**What is asked:** Copy every entry word for word. Skip the pictures.

**Data to use:**
[start]
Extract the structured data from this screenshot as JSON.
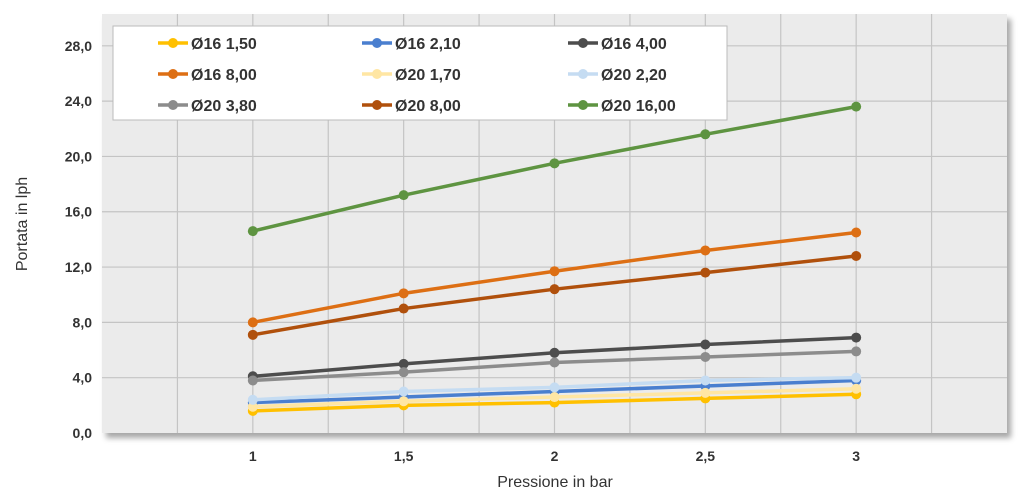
{
  "chart_data": {
    "type": "line",
    "title": "",
    "xlabel": "Pressione in bar",
    "ylabel": "Portata in lph",
    "x": [
      1,
      1.5,
      2,
      2.5,
      3
    ],
    "x_tick_labels": [
      "1",
      "1,5",
      "2",
      "2,5",
      "3"
    ],
    "xlim": [
      0.5,
      3.5
    ],
    "ylim": [
      0,
      30.3
    ],
    "y_ticks": [
      0,
      4,
      8,
      12,
      16,
      20,
      24,
      28
    ],
    "y_tick_labels": [
      "0,0",
      "4,0",
      "8,0",
      "12,0",
      "16,0",
      "20,0",
      "24,0",
      "28,0"
    ],
    "grid": true,
    "legend_placement": "top-left, inside",
    "series": [
      {
        "name": "Ø16   1,50",
        "color": "#ffc000",
        "values": [
          1.6,
          2.0,
          2.2,
          2.5,
          2.8
        ]
      },
      {
        "name": "Ø16   2,10",
        "color": "#4a7fcf",
        "values": [
          2.2,
          2.6,
          3.0,
          3.4,
          3.8
        ]
      },
      {
        "name": "Ø16   4,00",
        "color": "#4d4d4d",
        "values": [
          4.1,
          5.0,
          5.8,
          6.4,
          6.9
        ]
      },
      {
        "name": "Ø16   8,00",
        "color": "#dd6f14",
        "values": [
          8.0,
          10.1,
          11.7,
          13.2,
          14.5
        ]
      },
      {
        "name": "Ø20   1,70",
        "color": "#ffe6a3",
        "values": [
          1.9,
          2.3,
          2.6,
          2.9,
          3.2
        ]
      },
      {
        "name": "Ø20   2,20",
        "color": "#c5dcf2",
        "values": [
          2.4,
          3.0,
          3.3,
          3.8,
          4.0
        ]
      },
      {
        "name": "Ø20   3,80",
        "color": "#8c8c8c",
        "values": [
          3.8,
          4.4,
          5.1,
          5.5,
          5.9
        ]
      },
      {
        "name": "Ø20   8,00",
        "color": "#b0500c",
        "values": [
          7.1,
          9.0,
          10.4,
          11.6,
          12.8
        ]
      },
      {
        "name": "Ø20   16,00",
        "color": "#5e9441",
        "values": [
          14.6,
          17.2,
          19.5,
          21.6,
          23.6
        ]
      }
    ]
  }
}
[end]
**Final result:**
Extract the structured data from this screenshot as JSON.
{
  "chart_data": {
    "type": "line",
    "title": "",
    "xlabel": "Pressione in bar",
    "ylabel": "Portata in lph",
    "x": [
      1,
      1.5,
      2,
      2.5,
      3
    ],
    "x_tick_labels": [
      "1",
      "1,5",
      "2",
      "2,5",
      "3"
    ],
    "xlim": [
      0.5,
      3.5
    ],
    "ylim": [
      0,
      30.3
    ],
    "y_ticks": [
      0,
      4,
      8,
      12,
      16,
      20,
      24,
      28
    ],
    "y_tick_labels": [
      "0,0",
      "4,0",
      "8,0",
      "12,0",
      "16,0",
      "20,0",
      "24,0",
      "28,0"
    ],
    "grid": true,
    "legend_placement": "top-left, inside",
    "series": [
      {
        "name": "Ø16   1,50",
        "color": "#ffc000",
        "values": [
          1.6,
          2.0,
          2.2,
          2.5,
          2.8
        ]
      },
      {
        "name": "Ø16   2,10",
        "color": "#4a7fcf",
        "values": [
          2.2,
          2.6,
          3.0,
          3.4,
          3.8
        ]
      },
      {
        "name": "Ø16   4,00",
        "color": "#4d4d4d",
        "values": [
          4.1,
          5.0,
          5.8,
          6.4,
          6.9
        ]
      },
      {
        "name": "Ø16   8,00",
        "color": "#dd6f14",
        "values": [
          8.0,
          10.1,
          11.7,
          13.2,
          14.5
        ]
      },
      {
        "name": "Ø20   1,70",
        "color": "#ffe6a3",
        "values": [
          1.9,
          2.3,
          2.6,
          2.9,
          3.2
        ]
      },
      {
        "name": "Ø20   2,20",
        "color": "#c5dcf2",
        "values": [
          2.4,
          3.0,
          3.3,
          3.8,
          4.0
        ]
      },
      {
        "name": "Ø20   3,80",
        "color": "#8c8c8c",
        "values": [
          3.8,
          4.4,
          5.1,
          5.5,
          5.9
        ]
      },
      {
        "name": "Ø20   8,00",
        "color": "#b0500c",
        "values": [
          7.1,
          9.0,
          10.4,
          11.6,
          12.8
        ]
      },
      {
        "name": "Ø20   16,00",
        "color": "#5e9441",
        "values": [
          14.6,
          17.2,
          19.5,
          21.6,
          23.6
        ]
      }
    ]
  }
}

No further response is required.